Data START
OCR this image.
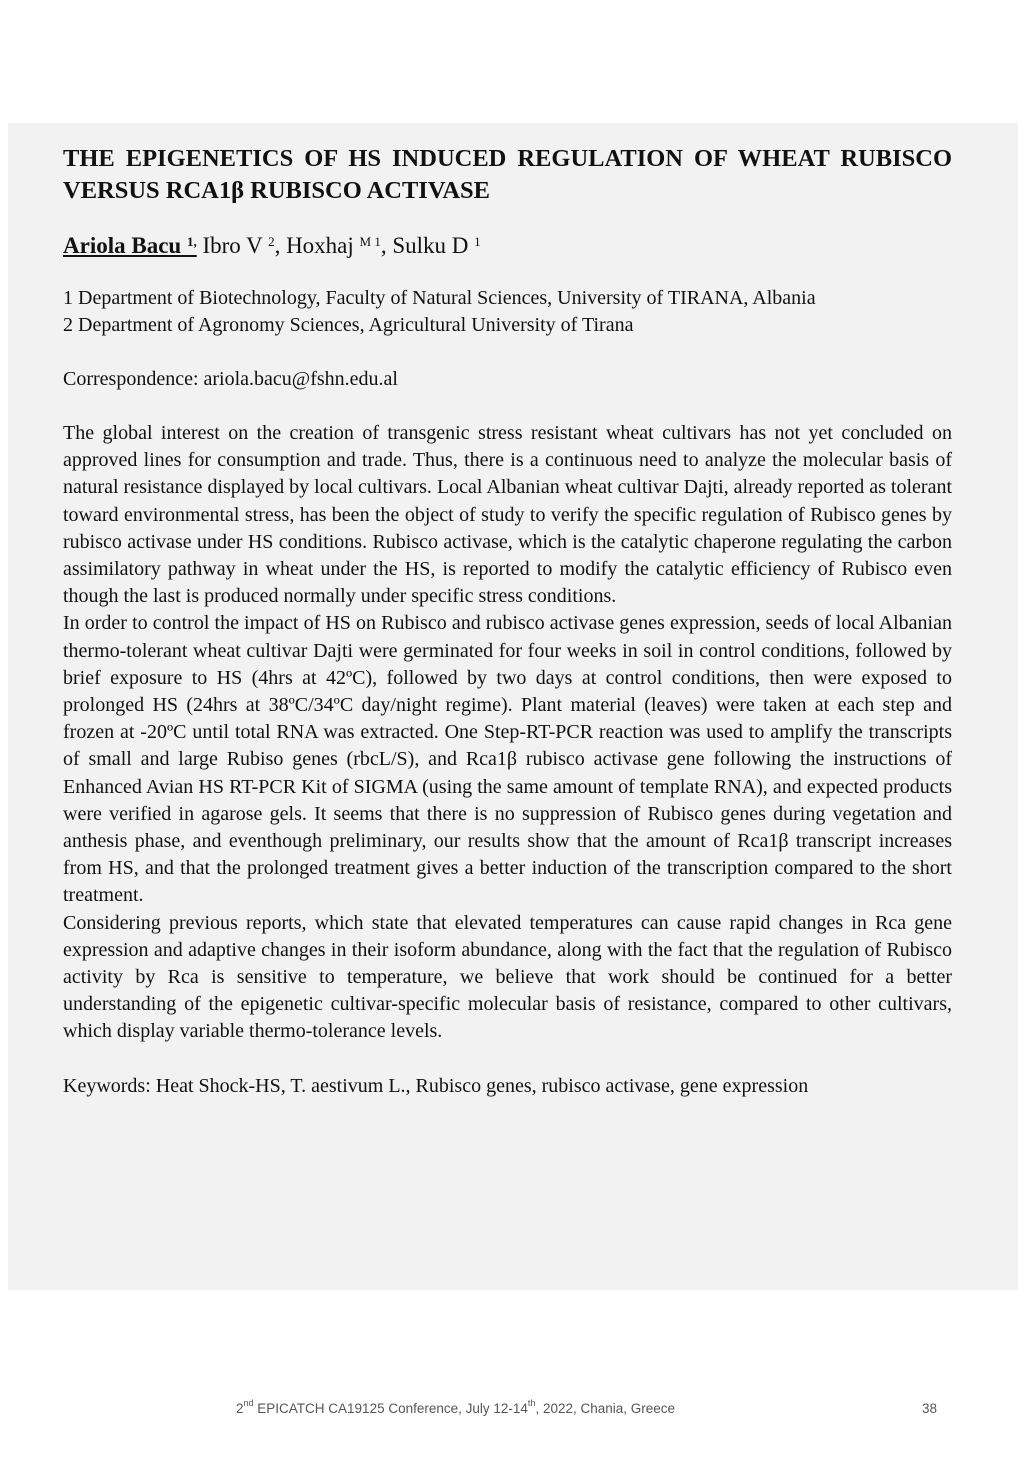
THE EPIGENETICS OF HS INDUCED REGULATION OF WHEAT RUBISCO VERSUS RCA1β RUBISCO ACTIVASE
Ariola Bacu $^{1,}$ Ibro V $^2$, Hoxhaj $^{M 1}$, Sulku D $^1$
1 Department of Biotechnology, Faculty of Natural Sciences, University of TIRANA, Albania
2 Department of Agronomy Sciences, Agricultural University of Tirana
Correspondence: ariola.bacu@fshn.edu.al

The global interest on the creation of transgenic stress resistant wheat cultivars has not yet concluded on approved lines for consumption and trade. Thus, there is a continuous need to analyze the molecular basis of natural resistance displayed by local cultivars. Local Albanian wheat cultivar Dajti, already reported as tolerant toward environmental stress, has been the object of study to verify the specific regulation of Rubisco genes by rubisco activase under HS conditions. Rubisco activase, which is the catalytic chaperone regulating the carbon assimilatory pathway in wheat under the HS, is reported to modify the catalytic efficiency of Rubisco even though the last is produced normally under specific stress conditions.

In order to control the impact of HS on Rubisco and rubisco activase genes expression, seeds of local Albanian thermo-tolerant wheat cultivar Dajti were germinated for four weeks in soil in control conditions, followed by brief exposure to HS (4hrs at 42ºC), followed by two days at control conditions, then were exposed to prolonged HS (24hrs at 38ºC/34ºC day/night regime). Plant material (leaves) were taken at each step and frozen at -20ºC until total RNA was extracted. One Step-RT-PCR reaction was used to amplify the transcripts of small and large Rubiso genes (rbcL/S), and Rca1β rubisco activase gene following the instructions of Enhanced Avian HS RT-PCR Kit of SIGMA (using the same amount of template RNA), and expected products were verified in agarose gels. It seems that there is no suppression of Rubisco genes during vegetation and anthesis phase, and eventhough preliminary, our results show that the amount of Rca1β transcript increases from HS, and that the prolonged treatment gives a better induction of the transcription compared to the short treatment.

Considering previous reports, which state that elevated temperatures can cause rapid changes in Rca gene expression and adaptive changes in their isoform abundance, along with the fact that the regulation of Rubisco activity by Rca is sensitive to temperature, we believe that work should be continued for a better understanding of the epigenetic cultivar-specific molecular basis of resistance, compared to other cultivars, which display variable thermo-tolerance levels.

Keywords: Heat Shock-HS, T. aestivum L., Rubisco genes, rubisco activase, gene expression
2nd EPICATCH CA19125 Conference, July 12-14th, 2022, Chania, Greece	38
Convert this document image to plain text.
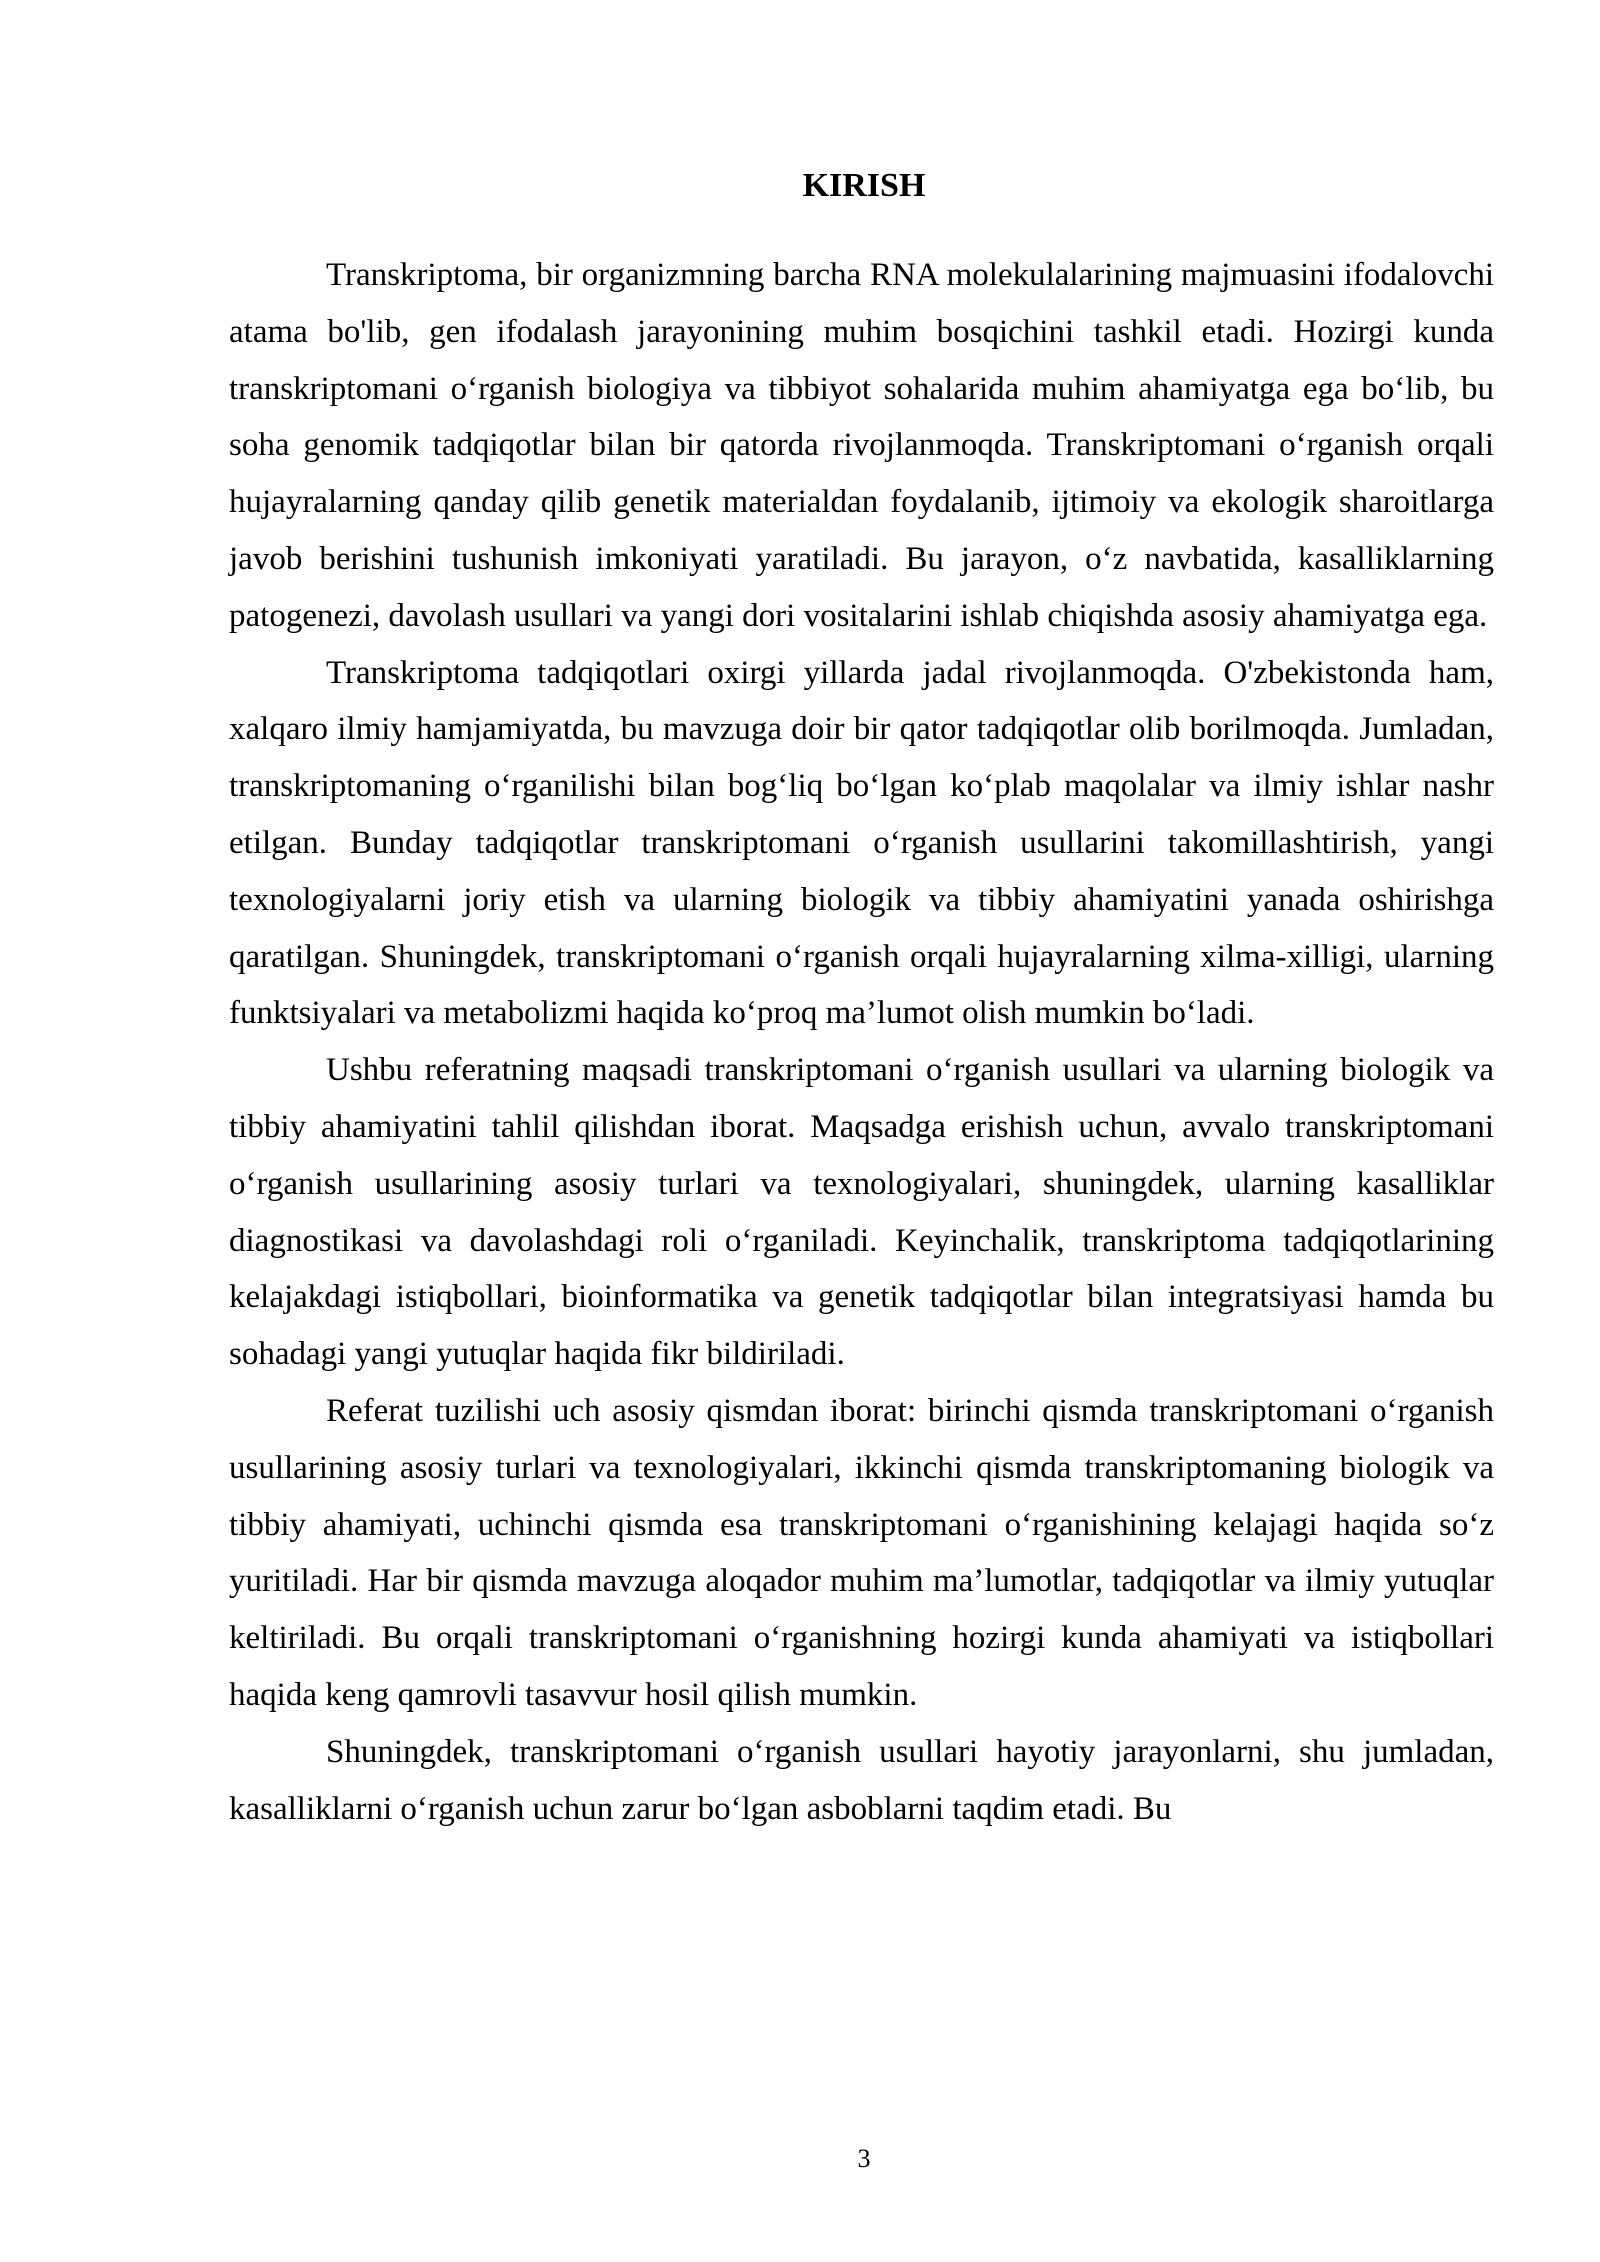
KIRISH

Transkriptoma, bir organizmning barcha RNA molekulalarining majmuasini ifodalovchi atama bo'lib, gen ifodalash jarayonining muhim bosqichini tashkil etadi. Hozirgi kunda transkriptomani o‘rganish biologiya va tibbiyot sohalarida muhim ahamiyatga ega bo‘lib, bu soha genomik tadqiqotlar bilan bir qatorda rivojlanmoqda. Transkriptomani o‘rganish orqali hujayralarning qanday qilib genetik materialdan foydalanib, ijtimoiy va ekologik sharoitlarga javob berishini tushunish imkoniyati yaratiladi. Bu jarayon, o‘z navbatida, kasalliklarning patogenezi, davolash usullari va yangi dori vositalarini ishlab chiqishda asosiy ahamiyatga ega.

Transkriptoma tadqiqotlari oxirgi yillarda jadal rivojlanmoqda. O'zbekistonda ham, xalqaro ilmiy hamjamiyatda, bu mavzuga doir bir qator tadqiqotlar olib borilmoqda. Jumladan, transkriptomaning o‘rganilishi bilan bog‘liq bo‘lgan ko‘plab maqolalar va ilmiy ishlar nashr etilgan. Bunday tadqiqotlar transkriptomani o‘rganish usullarini takomillashtirish, yangi texnologiyalarni joriy etish va ularning biologik va tibbiy ahamiyatini yanada oshirishga qaratilgan. Shuningdek, transkriptomani o‘rganish orqali hujayralarning xilma-xilligi, ularning funktsiyalari va metabolizmi haqida ko‘proq ma’lumot olish mumkin bo‘ladi.

Ushbu referatning maqsadi transkriptomani o‘rganish usullari va ularning biologik va tibbiy ahamiyatini tahlil qilishdan iborat. Maqsadga erishish uchun, avvalo transkriptomani o‘rganish usullarining asosiy turlari va texnologiyalari, shuningdek, ularning kasalliklar diagnostikasi va davolashdagi roli o‘rganiladi. Keyinchalik, transkriptoma tadqiqotlarining kelajakdagi istiqbollari, bioinformatika va genetik tadqiqotlar bilan integratsiyasi hamda bu sohadagi yangi yutuqlar haqida fikr bildiriladi.

Referat tuzilishi uch asosiy qismdan iborat: birinchi qismda transkriptomani o‘rganish usullarining asosiy turlari va texnologiyalari, ikkinchi qismda transkriptomaning biologik va tibbiy ahamiyati, uchinchi qismda esa transkriptomani o‘rganishining kelajagi haqida so‘z yuritiladi. Har bir qismda mavzuga aloqador muhim ma’lumotlar, tadqiqotlar va ilmiy yutuqlar keltiriladi. Bu orqali transkriptomani o‘rganishning hozirgi kunda ahamiyati va istiqbollari haqida keng qamrovli tasavvur hosil qilish mumkin.

Shuningdek, transkriptomani o‘rganish usullari hayotiy jarayonlarni, shu jumladan, kasalliklarni o‘rganish uchun zarur bo‘lgan asboblarni taqdim etadi. Bu

3
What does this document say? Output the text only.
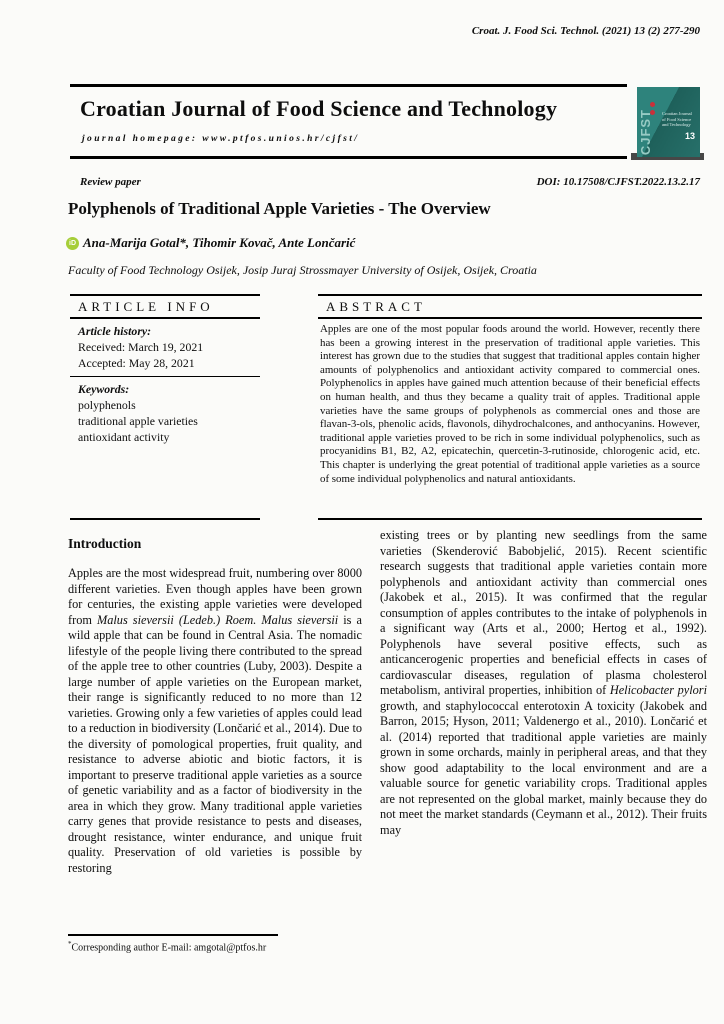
Croat. J. Food Sci. Technol. (2021) 13 (2) 277-290
Croatian Journal of Food Science and Technology
journal homepage: www.ptfos.unios.hr/cjfst/
Croatian Journal of Food Science and Technology
CJFST	13
Review paper	DOI: 10.17508/CJFST.2022.13.2.17
Polyphenols of Traditional Apple Varieties - The Overview
iD Ana-Marija Gotal*, Tihomir Kovač, Ante Lončarić
Faculty of Food Technology Osijek, Josip Juraj Strossmayer University of Osijek, Osijek, Croatia
ARTICLE INFO
Article history:
Received: March 19, 2021
Accepted: May 28, 2021
Keywords:
polyphenols
traditional apple varieties
antioxidant activity
ABSTRACT

Apples are one of the most popular foods around the world. However, recently there has been a growing interest in the preservation of traditional apple varieties. This interest has grown due to the studies that suggest that traditional apples contain higher amounts of polyphenolics and antioxidant activity compared to commercial ones. Polyphenolics in apples have gained much attention because of their beneficial effects on human health, and thus they became a quality trait of apples. Traditional apple varieties have the same groups of polyphenols as commercial ones and those are flavan-3-ols, phenolic acids, flavonols, dihydrochalcones, and anthocyanins. However, traditional apple varieties proved to be rich in some individual polyphenolics, such as procyanidins B1, B2, A2, epicatechin, quercetin-3-rutinoside, chlorogenic acid, etc. This chapter is underlying the great potential of traditional apple varieties as a source of some individual polyphenolics and natural antioxidants.

Introduction

Apples are the most widespread fruit, numbering over 8000 different varieties. Even though apples have been grown for centuries, the existing apple varieties were developed from Malus sieversii (Ledeb.) Roem. Malus sieversii is a wild apple that can be found in Central Asia. The nomadic lifestyle of the people living there contributed to the spread of the apple tree to other countries (Luby, 2003). Despite a large number of apple varieties on the European market, their range is significantly reduced to no more than 12 varieties. Growing only a few varieties of apples could lead to a reduction in biodiversity (Lončarić et al., 2014). Due to the diversity of pomological properties, fruit quality, and resistance to adverse abiotic and biotic factors, it is important to preserve traditional apple varieties as a source of genetic variability and as a factor of biodiversity in the area in which they grow. Many traditional apple varieties carry genes that provide resistance to pests and diseases, drought resistance, winter endurance, and unique fruit quality. Preservation of old varieties is possible by restoring

existing trees or by planting new seedlings from the same varieties (Skenderović Babobjelić, 2015). Recent scientific research suggests that traditional apple varieties contain more polyphenols and antioxidant activity than commercial ones (Jakobek et al., 2015). It was confirmed that the regular consumption of apples contributes to the intake of polyphenols in a significant way (Arts et al., 2000; Hertog et al., 1992). Polyphenols have several positive effects, such as anticancerogenic properties and beneficial effects in cases of cardiovascular diseases, regulation of plasma cholesterol metabolism, antiviral properties, inhibition of Helicobacter pylori growth, and staphylococcal enterotoxin A toxicity (Jakobek and Barron, 2015; Hyson, 2011; Valdenergo et al., 2010). Lončarić et al. (2014) reported that traditional apple varieties are mainly grown in some orchards, mainly in peripheral areas, and that they show good adaptability to the local environment and are a valuable source for genetic variability crops. Traditional apples are not represented on the global market, mainly because they do not meet the market standards (Ceymann et al., 2012). Their fruits may

*Corresponding author E-mail: amgotal@ptfos.hr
Data END
**Exercise description**
Each line that holds the word "ptfos" should be extracted from the records.

**Task output**
journal homepage: www.ptfos.unios.hr/cjfst/
*Corresponding author E-mail: amgotal@ptfos.hr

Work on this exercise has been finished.